#### [WHAT YOU HAVE TO DO]
Your task is to restate the data word for word.

☆ ☆ ☆

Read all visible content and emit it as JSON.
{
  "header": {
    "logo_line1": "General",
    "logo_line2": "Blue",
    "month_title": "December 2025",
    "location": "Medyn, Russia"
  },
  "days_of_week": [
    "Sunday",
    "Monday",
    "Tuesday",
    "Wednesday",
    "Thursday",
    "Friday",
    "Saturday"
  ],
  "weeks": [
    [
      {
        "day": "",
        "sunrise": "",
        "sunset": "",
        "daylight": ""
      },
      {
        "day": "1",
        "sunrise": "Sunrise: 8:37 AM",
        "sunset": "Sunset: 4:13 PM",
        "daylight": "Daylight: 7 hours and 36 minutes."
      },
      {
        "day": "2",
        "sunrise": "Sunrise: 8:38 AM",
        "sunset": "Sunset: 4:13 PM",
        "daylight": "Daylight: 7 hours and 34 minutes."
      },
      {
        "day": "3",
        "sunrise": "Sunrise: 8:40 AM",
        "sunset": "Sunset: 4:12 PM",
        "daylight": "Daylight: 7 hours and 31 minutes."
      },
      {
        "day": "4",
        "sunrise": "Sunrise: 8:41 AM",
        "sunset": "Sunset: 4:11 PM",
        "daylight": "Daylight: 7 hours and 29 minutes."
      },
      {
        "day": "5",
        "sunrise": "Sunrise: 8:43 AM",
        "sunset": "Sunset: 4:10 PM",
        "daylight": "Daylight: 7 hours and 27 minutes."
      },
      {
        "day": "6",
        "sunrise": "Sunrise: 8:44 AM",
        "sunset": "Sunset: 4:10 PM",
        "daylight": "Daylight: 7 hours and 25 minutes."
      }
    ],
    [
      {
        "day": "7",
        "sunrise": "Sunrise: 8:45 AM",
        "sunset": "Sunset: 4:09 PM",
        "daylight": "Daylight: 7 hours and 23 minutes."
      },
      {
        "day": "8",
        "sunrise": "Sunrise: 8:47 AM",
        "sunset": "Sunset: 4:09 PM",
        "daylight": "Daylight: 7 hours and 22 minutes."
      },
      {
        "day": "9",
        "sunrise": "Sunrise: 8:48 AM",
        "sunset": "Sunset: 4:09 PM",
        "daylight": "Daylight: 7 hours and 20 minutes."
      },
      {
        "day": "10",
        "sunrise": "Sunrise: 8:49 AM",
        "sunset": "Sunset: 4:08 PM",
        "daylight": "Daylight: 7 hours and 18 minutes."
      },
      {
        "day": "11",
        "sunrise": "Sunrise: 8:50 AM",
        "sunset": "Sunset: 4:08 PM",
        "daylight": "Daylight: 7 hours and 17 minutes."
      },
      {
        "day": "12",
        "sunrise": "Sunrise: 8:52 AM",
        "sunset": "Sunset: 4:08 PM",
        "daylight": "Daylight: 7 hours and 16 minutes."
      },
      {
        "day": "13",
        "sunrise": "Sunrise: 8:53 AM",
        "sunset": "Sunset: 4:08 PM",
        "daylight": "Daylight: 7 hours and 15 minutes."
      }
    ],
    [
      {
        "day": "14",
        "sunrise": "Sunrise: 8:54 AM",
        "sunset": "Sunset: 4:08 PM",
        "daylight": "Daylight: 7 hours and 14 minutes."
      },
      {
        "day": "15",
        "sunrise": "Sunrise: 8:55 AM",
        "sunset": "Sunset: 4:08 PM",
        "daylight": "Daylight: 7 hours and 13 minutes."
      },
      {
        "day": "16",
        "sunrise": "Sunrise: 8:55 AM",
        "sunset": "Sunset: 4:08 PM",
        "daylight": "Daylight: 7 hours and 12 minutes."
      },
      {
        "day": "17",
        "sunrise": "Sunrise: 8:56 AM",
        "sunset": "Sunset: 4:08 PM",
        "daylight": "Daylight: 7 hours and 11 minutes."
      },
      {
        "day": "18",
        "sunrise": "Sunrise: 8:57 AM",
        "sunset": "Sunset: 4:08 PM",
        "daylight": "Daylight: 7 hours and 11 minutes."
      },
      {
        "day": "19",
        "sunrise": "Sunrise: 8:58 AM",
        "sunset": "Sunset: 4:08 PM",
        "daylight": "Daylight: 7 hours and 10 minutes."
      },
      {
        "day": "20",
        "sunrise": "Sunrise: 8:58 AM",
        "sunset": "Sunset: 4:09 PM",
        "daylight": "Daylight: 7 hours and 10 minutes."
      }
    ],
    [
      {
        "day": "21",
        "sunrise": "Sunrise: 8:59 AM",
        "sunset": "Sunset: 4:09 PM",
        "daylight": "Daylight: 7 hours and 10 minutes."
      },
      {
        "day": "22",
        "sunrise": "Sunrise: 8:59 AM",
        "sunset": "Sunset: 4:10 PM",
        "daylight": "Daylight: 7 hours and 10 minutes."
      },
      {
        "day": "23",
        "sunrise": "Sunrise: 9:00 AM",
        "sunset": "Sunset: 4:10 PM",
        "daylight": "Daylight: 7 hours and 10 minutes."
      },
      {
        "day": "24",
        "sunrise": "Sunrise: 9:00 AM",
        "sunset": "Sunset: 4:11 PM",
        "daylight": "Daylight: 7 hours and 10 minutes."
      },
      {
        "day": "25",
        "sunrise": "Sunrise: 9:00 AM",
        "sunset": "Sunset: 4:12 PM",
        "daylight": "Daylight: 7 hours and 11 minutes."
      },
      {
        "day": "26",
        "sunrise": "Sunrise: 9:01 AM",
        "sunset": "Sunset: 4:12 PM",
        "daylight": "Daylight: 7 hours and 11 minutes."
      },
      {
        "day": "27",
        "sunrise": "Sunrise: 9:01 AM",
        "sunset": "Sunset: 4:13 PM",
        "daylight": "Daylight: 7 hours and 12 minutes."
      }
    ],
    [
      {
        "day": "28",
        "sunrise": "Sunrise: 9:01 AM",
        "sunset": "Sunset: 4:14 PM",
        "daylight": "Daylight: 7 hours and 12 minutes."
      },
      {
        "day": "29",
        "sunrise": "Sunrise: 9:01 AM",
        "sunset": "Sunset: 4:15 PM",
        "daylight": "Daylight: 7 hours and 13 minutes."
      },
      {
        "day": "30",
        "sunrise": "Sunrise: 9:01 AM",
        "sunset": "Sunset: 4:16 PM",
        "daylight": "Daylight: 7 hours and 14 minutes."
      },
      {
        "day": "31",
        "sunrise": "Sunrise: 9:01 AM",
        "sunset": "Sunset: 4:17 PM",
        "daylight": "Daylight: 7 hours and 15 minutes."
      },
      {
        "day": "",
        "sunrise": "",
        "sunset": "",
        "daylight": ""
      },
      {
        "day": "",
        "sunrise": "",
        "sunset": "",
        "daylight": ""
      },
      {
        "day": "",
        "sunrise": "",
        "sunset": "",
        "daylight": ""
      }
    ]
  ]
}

☆ ☆ ☆

#### [RESULT]
Read all visible content and emit it as JSON.
{
  "header": {
    "logo_line1": "General",
    "logo_line2": "Blue",
    "month_title": "December 2025",
    "location": "Medyn, Russia"
  },
  "days_of_week": [
    "Sunday",
    "Monday",
    "Tuesday",
    "Wednesday",
    "Thursday",
    "Friday",
    "Saturday"
  ],
  "weeks": [
    [
      {
        "day": "",
        "sunrise": "",
        "sunset": "",
        "daylight": ""
      },
      {
        "day": "1",
        "sunrise": "Sunrise: 8:37 AM",
        "sunset": "Sunset: 4:13 PM",
        "daylight": "Daylight: 7 hours and 36 minutes."
      },
      {
        "day": "2",
        "sunrise": "Sunrise: 8:38 AM",
        "sunset": "Sunset: 4:13 PM",
        "daylight": "Daylight: 7 hours and 34 minutes."
      },
      {
        "day": "3",
        "sunrise": "Sunrise: 8:40 AM",
        "sunset": "Sunset: 4:12 PM",
        "daylight": "Daylight: 7 hours and 31 minutes."
      },
      {
        "day": "4",
        "sunrise": "Sunrise: 8:41 AM",
        "sunset": "Sunset: 4:11 PM",
        "daylight": "Daylight: 7 hours and 29 minutes."
      },
      {
        "day": "5",
        "sunrise": "Sunrise: 8:43 AM",
        "sunset": "Sunset: 4:10 PM",
        "daylight": "Daylight: 7 hours and 27 minutes."
      },
      {
        "day": "6",
        "sunrise": "Sunrise: 8:44 AM",
        "sunset": "Sunset: 4:10 PM",
        "daylight": "Daylight: 7 hours and 25 minutes."
      }
    ],
    [
      {
        "day": "7",
        "sunrise": "Sunrise: 8:45 AM",
        "sunset": "Sunset: 4:09 PM",
        "daylight": "Daylight: 7 hours and 23 minutes."
      },
      {
        "day": "8",
        "sunrise": "Sunrise: 8:47 AM",
        "sunset": "Sunset: 4:09 PM",
        "daylight": "Daylight: 7 hours and 22 minutes."
      },
      {
        "day": "9",
        "sunrise": "Sunrise: 8:48 AM",
        "sunset": "Sunset: 4:09 PM",
        "daylight": "Daylight: 7 hours and 20 minutes."
      },
      {
        "day": "10",
        "sunrise": "Sunrise: 8:49 AM",
        "sunset": "Sunset: 4:08 PM",
        "daylight": "Daylight: 7 hours and 18 minutes."
      },
      {
        "day": "11",
        "sunrise": "Sunrise: 8:50 AM",
        "sunset": "Sunset: 4:08 PM",
        "daylight": "Daylight: 7 hours and 17 minutes."
      },
      {
        "day": "12",
        "sunrise": "Sunrise: 8:52 AM",
        "sunset": "Sunset: 4:08 PM",
        "daylight": "Daylight: 7 hours and 16 minutes."
      },
      {
        "day": "13",
        "sunrise": "Sunrise: 8:53 AM",
        "sunset": "Sunset: 4:08 PM",
        "daylight": "Daylight: 7 hours and 15 minutes."
      }
    ],
    [
      {
        "day": "14",
        "sunrise": "Sunrise: 8:54 AM",
        "sunset": "Sunset: 4:08 PM",
        "daylight": "Daylight: 7 hours and 14 minutes."
      },
      {
        "day": "15",
        "sunrise": "Sunrise: 8:55 AM",
        "sunset": "Sunset: 4:08 PM",
        "daylight": "Daylight: 7 hours and 13 minutes."
      },
      {
        "day": "16",
        "sunrise": "Sunrise: 8:55 AM",
        "sunset": "Sunset: 4:08 PM",
        "daylight": "Daylight: 7 hours and 12 minutes."
      },
      {
        "day": "17",
        "sunrise": "Sunrise: 8:56 AM",
        "sunset": "Sunset: 4:08 PM",
        "daylight": "Daylight: 7 hours and 11 minutes."
      },
      {
        "day": "18",
        "sunrise": "Sunrise: 8:57 AM",
        "sunset": "Sunset: 4:08 PM",
        "daylight": "Daylight: 7 hours and 11 minutes."
      },
      {
        "day": "19",
        "sunrise": "Sunrise: 8:58 AM",
        "sunset": "Sunset: 4:08 PM",
        "daylight": "Daylight: 7 hours and 10 minutes."
      },
      {
        "day": "20",
        "sunrise": "Sunrise: 8:58 AM",
        "sunset": "Sunset: 4:09 PM",
        "daylight": "Daylight: 7 hours and 10 minutes."
      }
    ],
    [
      {
        "day": "21",
        "sunrise": "Sunrise: 8:59 AM",
        "sunset": "Sunset: 4:09 PM",
        "daylight": "Daylight: 7 hours and 10 minutes."
      },
      {
        "day": "22",
        "sunrise": "Sunrise: 8:59 AM",
        "sunset": "Sunset: 4:10 PM",
        "daylight": "Daylight: 7 hours and 10 minutes."
      },
      {
        "day": "23",
        "sunrise": "Sunrise: 9:00 AM",
        "sunset": "Sunset: 4:10 PM",
        "daylight": "Daylight: 7 hours and 10 minutes."
      },
      {
        "day": "24",
        "sunrise": "Sunrise: 9:00 AM",
        "sunset": "Sunset: 4:11 PM",
        "daylight": "Daylight: 7 hours and 10 minutes."
      },
      {
        "day": "25",
        "sunrise": "Sunrise: 9:00 AM",
        "sunset": "Sunset: 4:12 PM",
        "daylight": "Daylight: 7 hours and 11 minutes."
      },
      {
        "day": "26",
        "sunrise": "Sunrise: 9:01 AM",
        "sunset": "Sunset: 4:12 PM",
        "daylight": "Daylight: 7 hours and 11 minutes."
      },
      {
        "day": "27",
        "sunrise": "Sunrise: 9:01 AM",
        "sunset": "Sunset: 4:13 PM",
        "daylight": "Daylight: 7 hours and 12 minutes."
      }
    ],
    [
      {
        "day": "28",
        "sunrise": "Sunrise: 9:01 AM",
        "sunset": "Sunset: 4:14 PM",
        "daylight": "Daylight: 7 hours and 12 minutes."
      },
      {
        "day": "29",
        "sunrise": "Sunrise: 9:01 AM",
        "sunset": "Sunset: 4:15 PM",
        "daylight": "Daylight: 7 hours and 13 minutes."
      },
      {
        "day": "30",
        "sunrise": "Sunrise: 9:01 AM",
        "sunset": "Sunset: 4:16 PM",
        "daylight": "Daylight: 7 hours and 14 minutes."
      },
      {
        "day": "31",
        "sunrise": "Sunrise: 9:01 AM",
        "sunset": "Sunset: 4:17 PM",
        "daylight": "Daylight: 7 hours and 15 minutes."
      },
      {
        "day": "",
        "sunrise": "",
        "sunset": "",
        "daylight": ""
      },
      {
        "day": "",
        "sunrise": "",
        "sunset": "",
        "daylight": ""
      },
      {
        "day": "",
        "sunrise": "",
        "sunset": "",
        "daylight": ""
      }
    ]
  ]
}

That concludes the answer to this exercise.